*Task*. In the lines below, how many hold the word "JSON"? Answer only with the number.

>> BEGIN

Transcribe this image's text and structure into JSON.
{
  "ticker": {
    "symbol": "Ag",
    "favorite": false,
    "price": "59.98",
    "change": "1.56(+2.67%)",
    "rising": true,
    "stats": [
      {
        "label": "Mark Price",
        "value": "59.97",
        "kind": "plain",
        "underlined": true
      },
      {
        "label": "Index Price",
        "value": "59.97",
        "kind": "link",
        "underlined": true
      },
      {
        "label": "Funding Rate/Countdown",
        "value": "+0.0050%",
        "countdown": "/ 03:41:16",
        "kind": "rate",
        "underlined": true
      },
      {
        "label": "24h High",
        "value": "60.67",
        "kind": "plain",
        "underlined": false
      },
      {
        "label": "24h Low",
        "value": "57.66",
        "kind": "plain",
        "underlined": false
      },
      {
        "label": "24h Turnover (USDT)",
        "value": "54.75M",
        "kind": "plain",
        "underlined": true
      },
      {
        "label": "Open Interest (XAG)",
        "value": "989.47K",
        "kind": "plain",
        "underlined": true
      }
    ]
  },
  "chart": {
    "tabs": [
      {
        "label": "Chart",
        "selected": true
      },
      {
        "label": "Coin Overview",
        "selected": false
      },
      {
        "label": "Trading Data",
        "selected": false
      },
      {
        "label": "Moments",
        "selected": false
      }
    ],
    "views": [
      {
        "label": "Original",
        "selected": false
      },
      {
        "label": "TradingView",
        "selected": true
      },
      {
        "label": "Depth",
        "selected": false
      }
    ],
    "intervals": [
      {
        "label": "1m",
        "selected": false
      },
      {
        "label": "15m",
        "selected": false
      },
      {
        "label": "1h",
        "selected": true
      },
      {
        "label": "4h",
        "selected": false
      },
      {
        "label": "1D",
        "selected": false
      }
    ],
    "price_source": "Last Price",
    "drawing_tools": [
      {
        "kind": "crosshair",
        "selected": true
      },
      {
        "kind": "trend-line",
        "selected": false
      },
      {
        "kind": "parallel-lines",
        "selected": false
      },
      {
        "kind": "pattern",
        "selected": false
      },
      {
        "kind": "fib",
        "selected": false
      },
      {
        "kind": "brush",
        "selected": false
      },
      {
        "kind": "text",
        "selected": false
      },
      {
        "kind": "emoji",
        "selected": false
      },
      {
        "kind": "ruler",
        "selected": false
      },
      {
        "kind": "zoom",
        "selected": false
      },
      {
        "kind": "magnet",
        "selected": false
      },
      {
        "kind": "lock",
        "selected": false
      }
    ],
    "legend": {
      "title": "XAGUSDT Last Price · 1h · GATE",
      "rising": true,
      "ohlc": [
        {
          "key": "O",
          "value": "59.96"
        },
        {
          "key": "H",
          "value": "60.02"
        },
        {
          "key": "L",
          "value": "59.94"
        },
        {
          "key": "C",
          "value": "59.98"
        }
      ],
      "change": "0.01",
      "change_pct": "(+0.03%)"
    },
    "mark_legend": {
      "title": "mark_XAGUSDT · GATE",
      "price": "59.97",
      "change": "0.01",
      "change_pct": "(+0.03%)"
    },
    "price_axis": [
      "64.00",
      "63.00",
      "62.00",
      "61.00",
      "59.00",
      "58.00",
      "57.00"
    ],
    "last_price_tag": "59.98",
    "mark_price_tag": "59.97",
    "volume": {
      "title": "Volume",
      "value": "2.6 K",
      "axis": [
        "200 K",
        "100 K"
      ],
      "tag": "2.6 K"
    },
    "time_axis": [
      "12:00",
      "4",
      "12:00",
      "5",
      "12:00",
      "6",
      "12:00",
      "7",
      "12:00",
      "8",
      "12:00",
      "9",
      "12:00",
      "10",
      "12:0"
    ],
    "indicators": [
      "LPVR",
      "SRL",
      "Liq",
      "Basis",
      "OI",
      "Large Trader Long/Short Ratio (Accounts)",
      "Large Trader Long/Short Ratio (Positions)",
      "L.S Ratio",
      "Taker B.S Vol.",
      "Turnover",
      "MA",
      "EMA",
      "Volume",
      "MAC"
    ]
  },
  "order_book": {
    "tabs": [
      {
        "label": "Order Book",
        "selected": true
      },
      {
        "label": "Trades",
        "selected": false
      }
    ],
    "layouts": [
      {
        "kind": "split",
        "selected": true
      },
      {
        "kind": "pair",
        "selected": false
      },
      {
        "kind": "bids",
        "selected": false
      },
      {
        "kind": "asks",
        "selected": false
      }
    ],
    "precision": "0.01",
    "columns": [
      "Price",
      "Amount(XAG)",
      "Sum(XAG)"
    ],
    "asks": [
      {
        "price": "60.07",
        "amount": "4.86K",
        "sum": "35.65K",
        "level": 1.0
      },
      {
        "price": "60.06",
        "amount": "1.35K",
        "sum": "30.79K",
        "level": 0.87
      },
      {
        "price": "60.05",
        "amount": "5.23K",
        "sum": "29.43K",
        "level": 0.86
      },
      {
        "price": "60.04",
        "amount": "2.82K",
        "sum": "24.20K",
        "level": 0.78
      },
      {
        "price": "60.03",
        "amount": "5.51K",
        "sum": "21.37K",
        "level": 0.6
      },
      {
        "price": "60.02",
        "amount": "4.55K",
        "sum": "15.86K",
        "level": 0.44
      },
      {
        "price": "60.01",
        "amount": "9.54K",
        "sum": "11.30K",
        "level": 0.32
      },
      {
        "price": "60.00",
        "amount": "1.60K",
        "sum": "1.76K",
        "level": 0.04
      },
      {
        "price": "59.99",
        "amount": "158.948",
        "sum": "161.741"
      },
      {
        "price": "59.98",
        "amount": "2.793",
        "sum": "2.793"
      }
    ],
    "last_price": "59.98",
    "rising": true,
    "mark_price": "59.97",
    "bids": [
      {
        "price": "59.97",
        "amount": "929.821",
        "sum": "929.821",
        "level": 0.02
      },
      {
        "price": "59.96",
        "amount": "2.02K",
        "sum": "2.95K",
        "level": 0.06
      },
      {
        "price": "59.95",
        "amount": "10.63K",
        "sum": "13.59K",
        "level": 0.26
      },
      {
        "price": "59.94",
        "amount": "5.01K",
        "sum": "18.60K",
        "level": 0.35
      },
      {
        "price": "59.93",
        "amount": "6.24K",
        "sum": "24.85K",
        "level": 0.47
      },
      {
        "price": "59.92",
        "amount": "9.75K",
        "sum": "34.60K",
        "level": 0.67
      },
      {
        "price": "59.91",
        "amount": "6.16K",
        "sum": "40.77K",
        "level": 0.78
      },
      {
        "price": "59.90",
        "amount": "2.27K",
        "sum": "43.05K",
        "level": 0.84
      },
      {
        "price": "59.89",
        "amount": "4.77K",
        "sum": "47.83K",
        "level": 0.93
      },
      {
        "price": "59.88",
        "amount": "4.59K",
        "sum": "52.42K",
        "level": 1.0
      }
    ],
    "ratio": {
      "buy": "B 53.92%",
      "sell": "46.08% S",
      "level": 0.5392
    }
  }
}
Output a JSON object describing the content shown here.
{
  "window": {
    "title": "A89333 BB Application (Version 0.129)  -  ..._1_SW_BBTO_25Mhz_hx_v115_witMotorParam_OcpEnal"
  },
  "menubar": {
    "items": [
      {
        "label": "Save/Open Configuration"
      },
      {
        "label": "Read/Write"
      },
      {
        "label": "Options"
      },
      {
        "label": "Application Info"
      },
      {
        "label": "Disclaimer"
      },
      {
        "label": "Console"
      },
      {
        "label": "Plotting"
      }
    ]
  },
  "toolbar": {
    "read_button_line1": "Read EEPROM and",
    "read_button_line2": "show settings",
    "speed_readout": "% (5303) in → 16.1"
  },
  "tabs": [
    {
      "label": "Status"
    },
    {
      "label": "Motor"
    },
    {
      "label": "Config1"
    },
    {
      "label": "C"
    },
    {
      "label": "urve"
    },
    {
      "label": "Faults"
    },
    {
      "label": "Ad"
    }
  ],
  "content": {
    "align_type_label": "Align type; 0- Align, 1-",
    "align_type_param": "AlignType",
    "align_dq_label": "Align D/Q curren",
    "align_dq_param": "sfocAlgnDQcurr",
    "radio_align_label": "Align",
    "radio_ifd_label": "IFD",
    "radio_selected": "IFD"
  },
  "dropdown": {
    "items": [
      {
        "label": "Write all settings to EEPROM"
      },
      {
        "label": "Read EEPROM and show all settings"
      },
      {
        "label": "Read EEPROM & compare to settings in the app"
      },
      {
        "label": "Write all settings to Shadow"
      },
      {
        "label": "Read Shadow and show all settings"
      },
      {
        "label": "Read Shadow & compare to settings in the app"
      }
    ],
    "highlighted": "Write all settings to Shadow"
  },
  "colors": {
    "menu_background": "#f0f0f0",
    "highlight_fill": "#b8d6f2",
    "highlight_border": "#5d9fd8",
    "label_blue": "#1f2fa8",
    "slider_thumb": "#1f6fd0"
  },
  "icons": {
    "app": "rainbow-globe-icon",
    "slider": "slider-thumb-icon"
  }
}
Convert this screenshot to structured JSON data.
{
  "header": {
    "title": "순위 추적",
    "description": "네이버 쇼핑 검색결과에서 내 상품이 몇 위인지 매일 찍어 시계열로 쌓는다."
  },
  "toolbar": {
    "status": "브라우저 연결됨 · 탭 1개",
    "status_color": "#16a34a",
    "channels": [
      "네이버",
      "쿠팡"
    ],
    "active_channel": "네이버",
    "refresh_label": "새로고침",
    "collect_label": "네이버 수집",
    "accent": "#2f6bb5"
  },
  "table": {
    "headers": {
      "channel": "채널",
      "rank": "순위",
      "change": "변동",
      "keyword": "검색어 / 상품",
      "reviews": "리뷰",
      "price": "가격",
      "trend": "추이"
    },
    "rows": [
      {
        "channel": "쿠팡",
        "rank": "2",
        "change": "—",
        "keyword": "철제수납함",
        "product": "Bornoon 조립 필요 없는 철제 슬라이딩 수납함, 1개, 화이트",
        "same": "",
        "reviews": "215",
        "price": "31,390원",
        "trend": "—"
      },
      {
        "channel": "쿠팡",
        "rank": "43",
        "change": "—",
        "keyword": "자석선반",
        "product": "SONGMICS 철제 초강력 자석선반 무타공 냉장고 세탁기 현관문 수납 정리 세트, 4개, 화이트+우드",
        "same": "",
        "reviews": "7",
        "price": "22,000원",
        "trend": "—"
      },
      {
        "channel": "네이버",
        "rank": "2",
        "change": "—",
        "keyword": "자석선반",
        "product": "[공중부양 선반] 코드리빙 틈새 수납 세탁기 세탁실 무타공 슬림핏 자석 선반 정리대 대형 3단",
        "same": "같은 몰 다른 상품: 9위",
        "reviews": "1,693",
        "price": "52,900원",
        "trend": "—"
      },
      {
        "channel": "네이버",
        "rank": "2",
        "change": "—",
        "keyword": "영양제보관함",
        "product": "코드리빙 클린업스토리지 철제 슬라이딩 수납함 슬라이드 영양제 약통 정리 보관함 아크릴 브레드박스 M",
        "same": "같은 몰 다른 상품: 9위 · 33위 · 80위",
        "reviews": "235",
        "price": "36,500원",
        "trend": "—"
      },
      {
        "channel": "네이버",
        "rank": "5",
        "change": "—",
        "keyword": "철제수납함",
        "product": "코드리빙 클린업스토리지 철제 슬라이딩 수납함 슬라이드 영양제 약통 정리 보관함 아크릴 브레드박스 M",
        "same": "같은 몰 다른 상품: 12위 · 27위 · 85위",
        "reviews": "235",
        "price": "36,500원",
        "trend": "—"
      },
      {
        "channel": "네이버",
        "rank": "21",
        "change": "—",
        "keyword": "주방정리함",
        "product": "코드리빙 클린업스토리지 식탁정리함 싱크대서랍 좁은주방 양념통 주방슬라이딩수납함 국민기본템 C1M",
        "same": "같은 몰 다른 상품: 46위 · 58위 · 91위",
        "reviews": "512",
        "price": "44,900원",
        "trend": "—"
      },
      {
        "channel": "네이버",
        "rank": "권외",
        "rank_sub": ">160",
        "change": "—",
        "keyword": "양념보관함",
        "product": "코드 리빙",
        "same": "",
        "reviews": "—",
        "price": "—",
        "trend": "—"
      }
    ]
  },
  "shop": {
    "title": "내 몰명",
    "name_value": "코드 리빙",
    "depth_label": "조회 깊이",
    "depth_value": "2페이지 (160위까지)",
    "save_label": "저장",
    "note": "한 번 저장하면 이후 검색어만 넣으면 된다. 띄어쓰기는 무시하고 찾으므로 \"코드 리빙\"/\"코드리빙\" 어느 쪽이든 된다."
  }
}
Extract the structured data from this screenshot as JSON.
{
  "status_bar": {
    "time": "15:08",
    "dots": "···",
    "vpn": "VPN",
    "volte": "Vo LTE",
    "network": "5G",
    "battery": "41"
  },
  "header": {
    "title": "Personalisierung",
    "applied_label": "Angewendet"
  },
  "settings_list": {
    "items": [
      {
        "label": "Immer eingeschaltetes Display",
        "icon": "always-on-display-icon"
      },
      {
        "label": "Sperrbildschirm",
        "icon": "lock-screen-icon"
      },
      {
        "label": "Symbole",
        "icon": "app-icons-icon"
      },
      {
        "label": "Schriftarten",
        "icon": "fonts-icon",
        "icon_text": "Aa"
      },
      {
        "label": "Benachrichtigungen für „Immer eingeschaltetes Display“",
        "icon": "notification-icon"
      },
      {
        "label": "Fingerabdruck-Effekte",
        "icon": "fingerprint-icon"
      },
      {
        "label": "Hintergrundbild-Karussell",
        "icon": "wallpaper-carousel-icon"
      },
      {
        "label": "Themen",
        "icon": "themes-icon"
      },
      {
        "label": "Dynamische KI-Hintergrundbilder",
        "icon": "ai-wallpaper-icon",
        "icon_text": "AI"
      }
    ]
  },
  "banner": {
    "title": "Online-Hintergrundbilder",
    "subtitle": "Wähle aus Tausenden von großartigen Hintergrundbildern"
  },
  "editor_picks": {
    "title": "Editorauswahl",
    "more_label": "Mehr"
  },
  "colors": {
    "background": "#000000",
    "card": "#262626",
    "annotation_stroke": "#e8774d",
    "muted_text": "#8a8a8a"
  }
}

>> END

*Written solution*. 4